## Task prompt
Give all of the lines again exactly as they read.

## Data extract
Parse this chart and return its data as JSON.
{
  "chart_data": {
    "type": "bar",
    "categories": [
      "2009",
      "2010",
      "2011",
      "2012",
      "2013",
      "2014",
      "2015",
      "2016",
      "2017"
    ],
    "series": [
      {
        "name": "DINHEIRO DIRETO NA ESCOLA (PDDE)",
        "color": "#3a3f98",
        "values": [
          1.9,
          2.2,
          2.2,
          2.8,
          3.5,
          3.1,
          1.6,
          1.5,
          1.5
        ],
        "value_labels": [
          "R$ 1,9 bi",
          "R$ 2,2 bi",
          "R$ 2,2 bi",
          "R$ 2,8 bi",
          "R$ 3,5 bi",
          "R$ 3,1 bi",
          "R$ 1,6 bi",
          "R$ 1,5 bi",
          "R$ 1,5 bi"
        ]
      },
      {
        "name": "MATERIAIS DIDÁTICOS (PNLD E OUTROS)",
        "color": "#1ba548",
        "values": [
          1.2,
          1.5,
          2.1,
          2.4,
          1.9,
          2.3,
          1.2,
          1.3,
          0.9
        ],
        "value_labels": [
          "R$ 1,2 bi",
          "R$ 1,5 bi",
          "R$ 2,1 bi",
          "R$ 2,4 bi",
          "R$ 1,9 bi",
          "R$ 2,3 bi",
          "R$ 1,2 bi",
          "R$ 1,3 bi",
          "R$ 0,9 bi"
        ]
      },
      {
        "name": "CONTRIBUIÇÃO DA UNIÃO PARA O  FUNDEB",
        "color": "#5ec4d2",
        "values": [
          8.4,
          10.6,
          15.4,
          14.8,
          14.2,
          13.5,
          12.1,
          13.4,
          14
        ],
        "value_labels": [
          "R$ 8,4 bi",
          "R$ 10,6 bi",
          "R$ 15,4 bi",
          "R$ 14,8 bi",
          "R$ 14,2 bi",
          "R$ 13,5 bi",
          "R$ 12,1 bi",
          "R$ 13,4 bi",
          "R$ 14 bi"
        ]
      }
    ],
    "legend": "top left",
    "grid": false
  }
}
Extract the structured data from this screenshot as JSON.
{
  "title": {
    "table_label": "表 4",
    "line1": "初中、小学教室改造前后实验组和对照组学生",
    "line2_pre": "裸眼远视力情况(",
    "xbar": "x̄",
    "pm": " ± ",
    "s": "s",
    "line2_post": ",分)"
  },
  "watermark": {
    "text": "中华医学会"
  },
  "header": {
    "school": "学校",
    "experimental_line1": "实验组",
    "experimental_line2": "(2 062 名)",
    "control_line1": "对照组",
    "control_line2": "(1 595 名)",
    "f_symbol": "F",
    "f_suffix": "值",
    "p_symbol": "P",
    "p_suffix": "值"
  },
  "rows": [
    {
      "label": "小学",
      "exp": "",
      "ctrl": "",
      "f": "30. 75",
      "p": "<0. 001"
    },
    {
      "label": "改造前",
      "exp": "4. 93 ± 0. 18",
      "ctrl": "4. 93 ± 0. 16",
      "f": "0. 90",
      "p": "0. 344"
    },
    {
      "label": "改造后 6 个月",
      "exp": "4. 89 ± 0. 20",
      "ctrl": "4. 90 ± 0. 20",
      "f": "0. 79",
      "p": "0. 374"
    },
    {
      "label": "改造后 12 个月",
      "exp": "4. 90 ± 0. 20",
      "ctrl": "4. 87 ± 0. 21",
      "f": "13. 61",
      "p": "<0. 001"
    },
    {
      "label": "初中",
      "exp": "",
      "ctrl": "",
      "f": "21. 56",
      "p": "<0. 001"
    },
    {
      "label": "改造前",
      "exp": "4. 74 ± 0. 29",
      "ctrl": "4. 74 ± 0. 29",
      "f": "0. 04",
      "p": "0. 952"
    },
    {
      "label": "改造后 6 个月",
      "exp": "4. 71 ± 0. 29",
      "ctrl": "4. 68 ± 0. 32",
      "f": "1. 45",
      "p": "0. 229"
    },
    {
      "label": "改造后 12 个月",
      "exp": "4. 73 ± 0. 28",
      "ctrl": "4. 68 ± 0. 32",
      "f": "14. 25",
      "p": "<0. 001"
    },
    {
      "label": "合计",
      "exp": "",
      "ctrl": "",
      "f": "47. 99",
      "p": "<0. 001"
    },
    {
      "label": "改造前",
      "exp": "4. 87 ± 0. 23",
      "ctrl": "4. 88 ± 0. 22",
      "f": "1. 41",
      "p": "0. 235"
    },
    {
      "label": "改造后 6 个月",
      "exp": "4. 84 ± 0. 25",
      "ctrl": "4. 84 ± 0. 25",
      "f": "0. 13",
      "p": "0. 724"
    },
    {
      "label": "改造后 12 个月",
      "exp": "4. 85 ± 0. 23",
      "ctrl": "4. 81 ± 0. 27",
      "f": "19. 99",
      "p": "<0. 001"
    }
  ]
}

## Problem solution
Parse this chart and return its data as JSON.
{
  "chart_data": {
    "type": "bar",
    "categories": [
      "2009",
      "2010",
      "2011",
      "2012",
      "2013",
      "2014",
      "2015",
      "2016",
      "2017"
    ],
    "series": [
      {
        "name": "DINHEIRO DIRETO NA ESCOLA (PDDE)",
        "color": "#3a3f98",
        "values": [
          1.9,
          2.2,
          2.2,
          2.8,
          3.5,
          3.1,
          1.6,
          1.5,
          1.5
        ],
        "value_labels": [
          "R$ 1,9 bi",
          "R$ 2,2 bi",
          "R$ 2,2 bi",
          "R$ 2,8 bi",
          "R$ 3,5 bi",
          "R$ 3,1 bi",
          "R$ 1,6 bi",
          "R$ 1,5 bi",
          "R$ 1,5 bi"
        ]
      },
      {
        "name": "MATERIAIS DIDÁTICOS (PNLD E OUTROS)",
        "color": "#1ba548",
        "values": [
          1.2,
          1.5,
          2.1,
          2.4,
          1.9,
          2.3,
          1.2,
          1.3,
          0.9
        ],
        "value_labels": [
          "R$ 1,2 bi",
          "R$ 1,5 bi",
          "R$ 2,1 bi",
          "R$ 2,4 bi",
          "R$ 1,9 bi",
          "R$ 2,3 bi",
          "R$ 1,2 bi",
          "R$ 1,3 bi",
          "R$ 0,9 bi"
        ]
      },
      {
        "name": "CONTRIBUIÇÃO DA UNIÃO PARA O  FUNDEB",
        "color": "#5ec4d2",
        "values": [
          8.4,
          10.6,
          15.4,
          14.8,
          14.2,
          13.5,
          12.1,
          13.4,
          14
        ],
        "value_labels": [
          "R$ 8,4 bi",
          "R$ 10,6 bi",
          "R$ 15,4 bi",
          "R$ 14,8 bi",
          "R$ 14,2 bi",
          "R$ 13,5 bi",
          "R$ 12,1 bi",
          "R$ 13,4 bi",
          "R$ 14 bi"
        ]
      }
    ],
    "legend": "top left",
    "grid": false
  }
}
Extract the structured data from this screenshot as JSON.
{
  "title": {
    "table_label": "表 4",
    "line1": "初中、小学教室改造前后实验组和对照组学生",
    "line2_pre": "裸眼远视力情况(",
    "xbar": "x̄",
    "pm": " ± ",
    "s": "s",
    "line2_post": ",分)"
  },
  "watermark": {
    "text": "中华医学会"
  },
  "header": {
    "school": "学校",
    "experimental_line1": "实验组",
    "experimental_line2": "(2 062 名)",
    "control_line1": "对照组",
    "control_line2": "(1 595 名)",
    "f_symbol": "F",
    "f_suffix": "值",
    "p_symbol": "P",
    "p_suffix": "值"
  },
  "rows": [
    {
      "label": "小学",
      "exp": "",
      "ctrl": "",
      "f": "30. 75",
      "p": "<0. 001"
    },
    {
      "label": "改造前",
      "exp": "4. 93 ± 0. 18",
      "ctrl": "4. 93 ± 0. 16",
      "f": "0. 90",
      "p": "0. 344"
    },
    {
      "label": "改造后 6 个月",
      "exp": "4. 89 ± 0. 20",
      "ctrl": "4. 90 ± 0. 20",
      "f": "0. 79",
      "p": "0. 374"
    },
    {
      "label": "改造后 12 个月",
      "exp": "4. 90 ± 0. 20",
      "ctrl": "4. 87 ± 0. 21",
      "f": "13. 61",
      "p": "<0. 001"
    },
    {
      "label": "初中",
      "exp": "",
      "ctrl": "",
      "f": "21. 56",
      "p": "<0. 001"
    },
    {
      "label": "改造前",
      "exp": "4. 74 ± 0. 29",
      "ctrl": "4. 74 ± 0. 29",
      "f": "0. 04",
      "p": "0. 952"
    },
    {
      "label": "改造后 6 个月",
      "exp": "4. 71 ± 0. 29",
      "ctrl": "4. 68 ± 0. 32",
      "f": "1. 45",
      "p": "0. 229"
    },
    {
      "label": "改造后 12 个月",
      "exp": "4. 73 ± 0. 28",
      "ctrl": "4. 68 ± 0. 32",
      "f": "14. 25",
      "p": "<0. 001"
    },
    {
      "label": "合计",
      "exp": "",
      "ctrl": "",
      "f": "47. 99",
      "p": "<0. 001"
    },
    {
      "label": "改造前",
      "exp": "4. 87 ± 0. 23",
      "ctrl": "4. 88 ± 0. 22",
      "f": "1. 41",
      "p": "0. 235"
    },
    {
      "label": "改造后 6 个月",
      "exp": "4. 84 ± 0. 25",
      "ctrl": "4. 84 ± 0. 25",
      "f": "0. 13",
      "p": "0. 724"
    },
    {
      "label": "改造后 12 个月",
      "exp": "4. 85 ± 0. 23",
      "ctrl": "4. 81 ± 0. 27",
      "f": "19. 99",
      "p": "<0. 001"
    }
  ]
}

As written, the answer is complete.